### Problem statement
Note each line of the listing that contains the string "name", and copy it.

### Structured figure records
------------------------------------------------------------------------
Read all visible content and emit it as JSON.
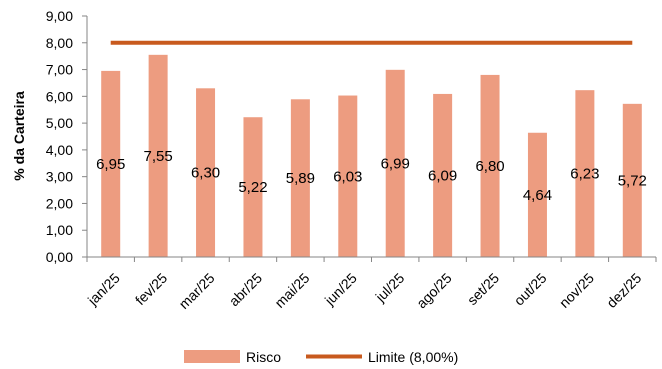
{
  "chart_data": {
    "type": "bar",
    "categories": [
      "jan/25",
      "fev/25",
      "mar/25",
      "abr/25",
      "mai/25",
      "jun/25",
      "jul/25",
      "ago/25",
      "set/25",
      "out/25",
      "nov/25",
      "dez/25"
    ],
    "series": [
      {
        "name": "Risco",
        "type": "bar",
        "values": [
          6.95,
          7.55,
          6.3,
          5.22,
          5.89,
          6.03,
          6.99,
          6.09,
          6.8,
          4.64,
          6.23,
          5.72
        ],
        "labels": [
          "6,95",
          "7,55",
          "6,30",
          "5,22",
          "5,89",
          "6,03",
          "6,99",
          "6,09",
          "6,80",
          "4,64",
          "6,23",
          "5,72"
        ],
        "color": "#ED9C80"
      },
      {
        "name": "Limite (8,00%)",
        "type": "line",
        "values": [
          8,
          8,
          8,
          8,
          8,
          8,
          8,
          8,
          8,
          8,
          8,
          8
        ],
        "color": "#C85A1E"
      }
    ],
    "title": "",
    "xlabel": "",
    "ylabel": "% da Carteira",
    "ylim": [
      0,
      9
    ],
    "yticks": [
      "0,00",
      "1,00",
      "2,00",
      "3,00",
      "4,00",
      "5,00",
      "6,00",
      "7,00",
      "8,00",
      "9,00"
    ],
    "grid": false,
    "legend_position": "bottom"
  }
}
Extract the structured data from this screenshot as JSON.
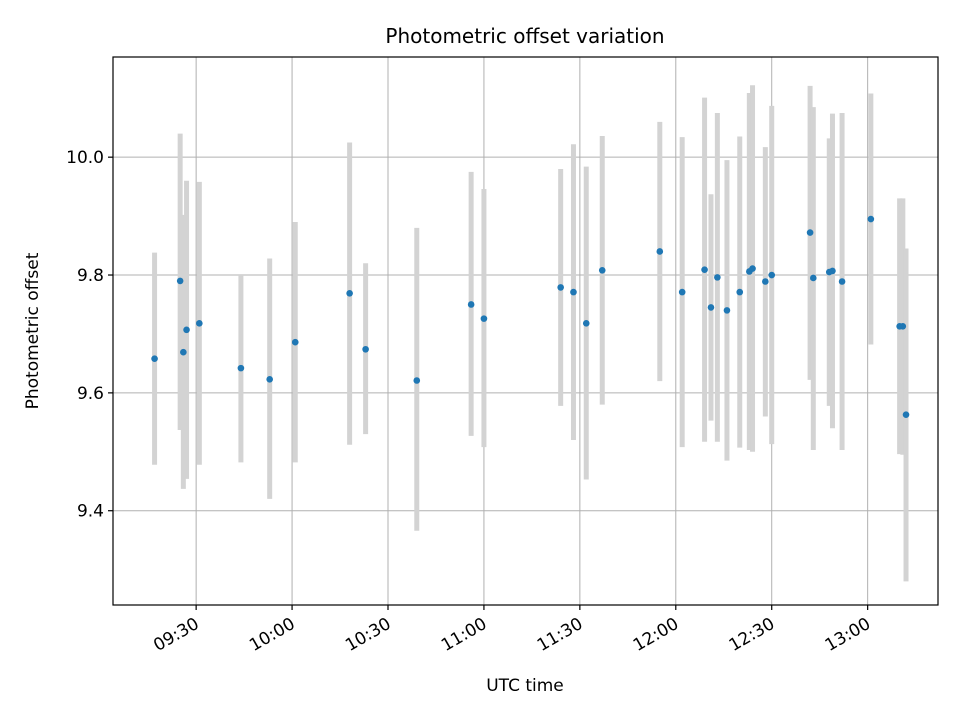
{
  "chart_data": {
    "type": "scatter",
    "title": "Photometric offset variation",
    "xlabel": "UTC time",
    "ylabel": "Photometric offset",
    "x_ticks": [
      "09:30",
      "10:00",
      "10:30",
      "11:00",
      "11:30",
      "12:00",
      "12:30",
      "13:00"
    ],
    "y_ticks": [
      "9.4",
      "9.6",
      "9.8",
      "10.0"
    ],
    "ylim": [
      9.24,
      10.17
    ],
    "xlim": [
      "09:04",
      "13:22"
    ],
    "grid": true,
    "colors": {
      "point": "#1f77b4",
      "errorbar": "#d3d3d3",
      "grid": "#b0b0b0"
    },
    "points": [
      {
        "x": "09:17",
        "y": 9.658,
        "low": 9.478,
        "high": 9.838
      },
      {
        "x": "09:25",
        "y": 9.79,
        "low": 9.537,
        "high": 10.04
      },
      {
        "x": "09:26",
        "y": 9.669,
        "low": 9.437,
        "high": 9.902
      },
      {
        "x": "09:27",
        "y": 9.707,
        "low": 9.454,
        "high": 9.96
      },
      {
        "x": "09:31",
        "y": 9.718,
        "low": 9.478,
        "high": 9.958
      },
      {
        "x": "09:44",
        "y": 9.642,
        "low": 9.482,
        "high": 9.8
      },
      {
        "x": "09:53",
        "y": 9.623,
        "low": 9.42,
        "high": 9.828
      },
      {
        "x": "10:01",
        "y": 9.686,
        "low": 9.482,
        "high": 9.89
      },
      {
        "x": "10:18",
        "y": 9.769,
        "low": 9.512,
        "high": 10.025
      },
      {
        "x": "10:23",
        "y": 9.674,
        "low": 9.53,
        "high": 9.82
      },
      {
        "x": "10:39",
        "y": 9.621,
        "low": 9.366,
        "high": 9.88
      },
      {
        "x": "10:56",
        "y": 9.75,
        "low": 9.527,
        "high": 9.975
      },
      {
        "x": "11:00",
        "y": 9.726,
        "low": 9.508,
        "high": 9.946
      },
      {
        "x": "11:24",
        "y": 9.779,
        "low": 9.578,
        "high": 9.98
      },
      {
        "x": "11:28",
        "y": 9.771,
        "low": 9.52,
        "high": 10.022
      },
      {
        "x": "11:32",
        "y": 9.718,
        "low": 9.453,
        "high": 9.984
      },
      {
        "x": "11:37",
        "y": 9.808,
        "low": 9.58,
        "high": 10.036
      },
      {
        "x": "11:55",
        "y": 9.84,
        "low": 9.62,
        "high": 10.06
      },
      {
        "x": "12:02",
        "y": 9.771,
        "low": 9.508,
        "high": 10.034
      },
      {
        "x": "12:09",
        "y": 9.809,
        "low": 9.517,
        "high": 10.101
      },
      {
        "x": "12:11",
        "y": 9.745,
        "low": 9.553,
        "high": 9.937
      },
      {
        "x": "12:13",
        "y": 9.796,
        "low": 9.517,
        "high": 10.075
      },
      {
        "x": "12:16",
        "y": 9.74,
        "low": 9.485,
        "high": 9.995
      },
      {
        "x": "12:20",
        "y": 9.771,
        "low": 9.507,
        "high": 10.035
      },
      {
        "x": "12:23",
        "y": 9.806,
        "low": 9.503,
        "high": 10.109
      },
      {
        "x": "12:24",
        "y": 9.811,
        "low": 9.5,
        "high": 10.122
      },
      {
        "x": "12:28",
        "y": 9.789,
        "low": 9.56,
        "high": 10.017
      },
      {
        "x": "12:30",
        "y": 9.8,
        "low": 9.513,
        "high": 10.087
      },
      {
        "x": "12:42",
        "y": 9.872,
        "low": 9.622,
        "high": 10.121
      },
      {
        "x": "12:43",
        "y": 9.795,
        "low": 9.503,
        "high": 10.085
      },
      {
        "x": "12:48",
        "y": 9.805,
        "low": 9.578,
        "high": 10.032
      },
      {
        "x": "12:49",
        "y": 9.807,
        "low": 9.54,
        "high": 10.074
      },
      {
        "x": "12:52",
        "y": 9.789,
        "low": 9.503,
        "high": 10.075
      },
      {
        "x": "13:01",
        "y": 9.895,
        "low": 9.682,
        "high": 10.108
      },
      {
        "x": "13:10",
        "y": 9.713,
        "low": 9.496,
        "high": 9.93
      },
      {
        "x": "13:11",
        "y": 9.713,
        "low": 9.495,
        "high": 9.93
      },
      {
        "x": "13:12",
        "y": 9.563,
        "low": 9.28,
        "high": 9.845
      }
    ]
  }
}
------------------------------------------------------------------------
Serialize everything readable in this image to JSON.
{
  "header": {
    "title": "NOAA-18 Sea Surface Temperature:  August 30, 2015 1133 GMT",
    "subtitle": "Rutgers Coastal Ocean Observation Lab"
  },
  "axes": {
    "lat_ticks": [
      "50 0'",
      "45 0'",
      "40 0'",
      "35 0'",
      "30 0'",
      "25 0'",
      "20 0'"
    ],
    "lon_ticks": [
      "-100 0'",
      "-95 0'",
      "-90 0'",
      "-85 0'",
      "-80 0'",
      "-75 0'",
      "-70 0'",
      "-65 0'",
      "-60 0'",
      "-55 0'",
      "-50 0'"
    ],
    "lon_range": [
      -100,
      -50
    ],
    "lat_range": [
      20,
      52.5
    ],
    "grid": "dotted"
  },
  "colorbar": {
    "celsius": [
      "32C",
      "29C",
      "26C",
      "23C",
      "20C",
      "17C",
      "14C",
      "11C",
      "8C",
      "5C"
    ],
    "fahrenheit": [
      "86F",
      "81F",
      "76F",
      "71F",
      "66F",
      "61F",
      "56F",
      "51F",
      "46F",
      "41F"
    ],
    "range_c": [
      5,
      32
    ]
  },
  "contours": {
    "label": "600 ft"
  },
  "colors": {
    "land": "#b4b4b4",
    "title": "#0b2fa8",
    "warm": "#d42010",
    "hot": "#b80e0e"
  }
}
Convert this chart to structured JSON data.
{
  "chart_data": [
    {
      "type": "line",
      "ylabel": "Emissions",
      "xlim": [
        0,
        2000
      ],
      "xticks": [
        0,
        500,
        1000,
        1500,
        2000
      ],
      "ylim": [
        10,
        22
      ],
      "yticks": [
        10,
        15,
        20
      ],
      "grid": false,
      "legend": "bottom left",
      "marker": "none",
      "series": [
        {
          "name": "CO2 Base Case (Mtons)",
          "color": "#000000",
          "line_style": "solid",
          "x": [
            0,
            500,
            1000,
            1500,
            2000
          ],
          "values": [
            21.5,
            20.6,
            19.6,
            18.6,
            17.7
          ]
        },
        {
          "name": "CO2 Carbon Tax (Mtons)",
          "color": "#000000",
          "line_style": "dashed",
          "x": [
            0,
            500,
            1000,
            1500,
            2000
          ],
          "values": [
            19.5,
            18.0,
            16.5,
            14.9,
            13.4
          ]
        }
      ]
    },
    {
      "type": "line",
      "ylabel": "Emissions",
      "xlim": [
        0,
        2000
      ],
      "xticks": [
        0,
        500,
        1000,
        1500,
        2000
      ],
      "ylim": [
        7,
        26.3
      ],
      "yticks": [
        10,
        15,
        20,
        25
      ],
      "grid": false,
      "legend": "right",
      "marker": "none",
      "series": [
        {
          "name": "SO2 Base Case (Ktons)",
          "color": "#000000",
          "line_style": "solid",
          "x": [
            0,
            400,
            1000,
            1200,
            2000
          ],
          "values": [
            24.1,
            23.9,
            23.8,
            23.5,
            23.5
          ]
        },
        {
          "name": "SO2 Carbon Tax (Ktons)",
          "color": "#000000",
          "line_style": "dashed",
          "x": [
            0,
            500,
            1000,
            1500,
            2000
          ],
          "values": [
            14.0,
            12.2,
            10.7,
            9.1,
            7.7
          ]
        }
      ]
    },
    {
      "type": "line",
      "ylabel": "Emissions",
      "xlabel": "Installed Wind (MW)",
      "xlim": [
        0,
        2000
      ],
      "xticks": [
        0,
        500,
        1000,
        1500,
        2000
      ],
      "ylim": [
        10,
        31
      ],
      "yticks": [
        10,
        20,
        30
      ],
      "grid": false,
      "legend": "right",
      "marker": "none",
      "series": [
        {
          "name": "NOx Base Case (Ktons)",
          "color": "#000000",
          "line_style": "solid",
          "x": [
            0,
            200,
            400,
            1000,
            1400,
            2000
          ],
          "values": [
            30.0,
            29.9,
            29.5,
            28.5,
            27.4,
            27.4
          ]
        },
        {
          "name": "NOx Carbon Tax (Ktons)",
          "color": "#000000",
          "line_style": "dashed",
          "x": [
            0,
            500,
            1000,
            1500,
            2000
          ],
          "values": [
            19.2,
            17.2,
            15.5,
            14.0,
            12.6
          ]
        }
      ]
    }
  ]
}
------------------------------------------------------------------------
### Full solution
        "name": "Risco",
        "name": "Limite (8,00%)",
          "name": "CO2 Base Case (Mtons)",
          "name": "CO2 Carbon Tax (Mtons)",
          "name": "SO2 Base Case (Ktons)",
          "name": "SO2 Carbon Tax (Ktons)",
          "name": "NOx Base Case (Ktons)",
          "name": "NOx Carbon Tax (Ktons)",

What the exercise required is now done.